Everything in the listing should be restated word for word.

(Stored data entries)

— START —

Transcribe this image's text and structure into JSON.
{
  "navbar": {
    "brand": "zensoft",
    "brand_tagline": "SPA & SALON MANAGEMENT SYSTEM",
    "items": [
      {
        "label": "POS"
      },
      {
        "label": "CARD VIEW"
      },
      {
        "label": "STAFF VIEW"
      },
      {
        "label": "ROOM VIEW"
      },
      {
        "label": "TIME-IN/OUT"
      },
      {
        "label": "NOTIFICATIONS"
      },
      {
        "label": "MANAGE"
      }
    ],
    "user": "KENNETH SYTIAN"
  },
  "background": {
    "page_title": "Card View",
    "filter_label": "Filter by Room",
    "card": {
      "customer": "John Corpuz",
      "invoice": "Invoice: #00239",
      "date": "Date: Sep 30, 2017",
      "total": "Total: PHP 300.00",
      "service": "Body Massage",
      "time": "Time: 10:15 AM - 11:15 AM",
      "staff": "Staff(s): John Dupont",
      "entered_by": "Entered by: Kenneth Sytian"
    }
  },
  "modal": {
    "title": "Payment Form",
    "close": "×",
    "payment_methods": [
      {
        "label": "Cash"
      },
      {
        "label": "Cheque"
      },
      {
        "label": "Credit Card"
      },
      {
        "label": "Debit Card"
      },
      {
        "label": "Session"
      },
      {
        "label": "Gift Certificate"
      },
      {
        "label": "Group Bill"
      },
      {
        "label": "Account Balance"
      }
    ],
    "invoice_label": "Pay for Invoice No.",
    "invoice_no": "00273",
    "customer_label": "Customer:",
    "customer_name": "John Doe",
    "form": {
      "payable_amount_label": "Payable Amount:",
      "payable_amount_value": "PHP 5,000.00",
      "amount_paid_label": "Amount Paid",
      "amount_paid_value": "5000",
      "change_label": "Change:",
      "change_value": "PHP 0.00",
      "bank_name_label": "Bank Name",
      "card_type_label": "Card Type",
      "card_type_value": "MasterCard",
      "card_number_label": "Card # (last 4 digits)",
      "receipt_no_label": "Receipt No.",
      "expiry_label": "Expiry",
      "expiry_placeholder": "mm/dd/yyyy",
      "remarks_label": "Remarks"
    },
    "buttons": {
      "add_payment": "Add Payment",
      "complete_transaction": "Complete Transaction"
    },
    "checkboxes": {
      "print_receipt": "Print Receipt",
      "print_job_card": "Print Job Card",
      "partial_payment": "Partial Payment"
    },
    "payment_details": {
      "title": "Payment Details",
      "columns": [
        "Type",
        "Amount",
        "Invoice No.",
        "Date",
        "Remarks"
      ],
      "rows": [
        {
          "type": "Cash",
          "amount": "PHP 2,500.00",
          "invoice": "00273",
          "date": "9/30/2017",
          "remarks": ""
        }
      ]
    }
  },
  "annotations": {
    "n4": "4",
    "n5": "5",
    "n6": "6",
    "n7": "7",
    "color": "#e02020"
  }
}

— END —

Answer to this problem ->
Transcribe this image's text and structure into JSON.
{
  "navbar": {
    "brand": "zensoft",
    "brand_tagline": "SPA & SALON MANAGEMENT SYSTEM",
    "items": [
      {
        "label": "POS"
      },
      {
        "label": "CARD VIEW"
      },
      {
        "label": "STAFF VIEW"
      },
      {
        "label": "ROOM VIEW"
      },
      {
        "label": "TIME-IN/OUT"
      },
      {
        "label": "NOTIFICATIONS"
      },
      {
        "label": "MANAGE"
      }
    ],
    "user": "KENNETH SYTIAN"
  },
  "background": {
    "page_title": "Card View",
    "filter_label": "Filter by Room",
    "card": {
      "customer": "John Corpuz",
      "invoice": "Invoice: #00239",
      "date": "Date: Sep 30, 2017",
      "total": "Total: PHP 300.00",
      "service": "Body Massage",
      "time": "Time: 10:15 AM - 11:15 AM",
      "staff": "Staff(s): John Dupont",
      "entered_by": "Entered by: Kenneth Sytian"
    }
  },
  "modal": {
    "title": "Payment Form",
    "close": "×",
    "payment_methods": [
      {
        "label": "Cash"
      },
      {
        "label": "Cheque"
      },
      {
        "label": "Credit Card"
      },
      {
        "label": "Debit Card"
      },
      {
        "label": "Session"
      },
      {
        "label": "Gift Certificate"
      },
      {
        "label": "Group Bill"
      },
      {
        "label": "Account Balance"
      }
    ],
    "invoice_label": "Pay for Invoice No.",
    "invoice_no": "00273",
    "customer_label": "Customer:",
    "customer_name": "John Doe",
    "form": {
      "payable_amount_label": "Payable Amount:",
      "payable_amount_value": "PHP 5,000.00",
      "amount_paid_label": "Amount Paid",
      "amount_paid_value": "5000",
      "change_label": "Change:",
      "change_value": "PHP 0.00",
      "bank_name_label": "Bank Name",
      "card_type_label": "Card Type",
      "card_type_value": "MasterCard",
      "card_number_label": "Card # (last 4 digits)",
      "receipt_no_label": "Receipt No.",
      "expiry_label": "Expiry",
      "expiry_placeholder": "mm/dd/yyyy",
      "remarks_label": "Remarks"
    },
    "buttons": {
      "add_payment": "Add Payment",
      "complete_transaction": "Complete Transaction"
    },
    "checkboxes": {
      "print_receipt": "Print Receipt",
      "print_job_card": "Print Job Card",
      "partial_payment": "Partial Payment"
    },
    "payment_details": {
      "title": "Payment Details",
      "columns": [
        "Type",
        "Amount",
        "Invoice No.",
        "Date",
        "Remarks"
      ],
      "rows": [
        {
          "type": "Cash",
          "amount": "PHP 2,500.00",
          "invoice": "00273",
          "date": "9/30/2017",
          "remarks": ""
        }
      ]
    }
  },
  "annotations": {
    "n4": "4",
    "n5": "5",
    "n6": "6",
    "n7": "7",
    "color": "#e02020"
  }
}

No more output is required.